Work to complete: Print all entries word for word.

-- Start --

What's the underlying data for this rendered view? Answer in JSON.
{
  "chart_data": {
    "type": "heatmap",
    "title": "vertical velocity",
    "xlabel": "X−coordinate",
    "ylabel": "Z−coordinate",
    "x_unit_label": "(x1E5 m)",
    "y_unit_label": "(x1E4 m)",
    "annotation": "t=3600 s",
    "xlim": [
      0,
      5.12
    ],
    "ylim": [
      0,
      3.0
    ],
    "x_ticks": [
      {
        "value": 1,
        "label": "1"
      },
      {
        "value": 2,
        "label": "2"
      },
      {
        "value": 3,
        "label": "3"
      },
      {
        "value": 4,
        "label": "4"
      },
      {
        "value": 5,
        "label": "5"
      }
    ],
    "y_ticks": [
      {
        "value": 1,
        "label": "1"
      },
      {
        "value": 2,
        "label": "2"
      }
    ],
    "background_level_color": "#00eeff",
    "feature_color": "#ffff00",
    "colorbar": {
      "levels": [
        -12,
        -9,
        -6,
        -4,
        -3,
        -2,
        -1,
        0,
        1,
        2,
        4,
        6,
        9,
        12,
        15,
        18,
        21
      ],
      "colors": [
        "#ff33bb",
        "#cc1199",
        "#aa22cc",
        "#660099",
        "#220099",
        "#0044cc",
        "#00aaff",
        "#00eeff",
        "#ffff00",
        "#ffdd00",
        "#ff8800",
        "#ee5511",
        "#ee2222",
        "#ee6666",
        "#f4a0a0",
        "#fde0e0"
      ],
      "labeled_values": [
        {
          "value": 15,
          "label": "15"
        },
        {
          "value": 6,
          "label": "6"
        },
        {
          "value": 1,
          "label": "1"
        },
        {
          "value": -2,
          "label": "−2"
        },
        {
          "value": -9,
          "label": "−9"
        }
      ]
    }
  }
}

-- End --

Task answer:
What's the underlying data for this rendered view? Answer in JSON.
{
  "chart_data": {
    "type": "heatmap",
    "title": "vertical velocity",
    "xlabel": "X−coordinate",
    "ylabel": "Z−coordinate",
    "x_unit_label": "(x1E5 m)",
    "y_unit_label": "(x1E4 m)",
    "annotation": "t=3600 s",
    "xlim": [
      0,
      5.12
    ],
    "ylim": [
      0,
      3.0
    ],
    "x_ticks": [
      {
        "value": 1,
        "label": "1"
      },
      {
        "value": 2,
        "label": "2"
      },
      {
        "value": 3,
        "label": "3"
      },
      {
        "value": 4,
        "label": "4"
      },
      {
        "value": 5,
        "label": "5"
      }
    ],
    "y_ticks": [
      {
        "value": 1,
        "label": "1"
      },
      {
        "value": 2,
        "label": "2"
      }
    ],
    "background_level_color": "#00eeff",
    "feature_color": "#ffff00",
    "colorbar": {
      "levels": [
        -12,
        -9,
        -6,
        -4,
        -3,
        -2,
        -1,
        0,
        1,
        2,
        4,
        6,
        9,
        12,
        15,
        18,
        21
      ],
      "colors": [
        "#ff33bb",
        "#cc1199",
        "#aa22cc",
        "#660099",
        "#220099",
        "#0044cc",
        "#00aaff",
        "#00eeff",
        "#ffff00",
        "#ffdd00",
        "#ff8800",
        "#ee5511",
        "#ee2222",
        "#ee6666",
        "#f4a0a0",
        "#fde0e0"
      ],
      "labeled_values": [
        {
          "value": 15,
          "label": "15"
        },
        {
          "value": 6,
          "label": "6"
        },
        {
          "value": 1,
          "label": "1"
        },
        {
          "value": -2,
          "label": "−2"
        },
        {
          "value": -9,
          "label": "−9"
        }
      ]
    }
  }
}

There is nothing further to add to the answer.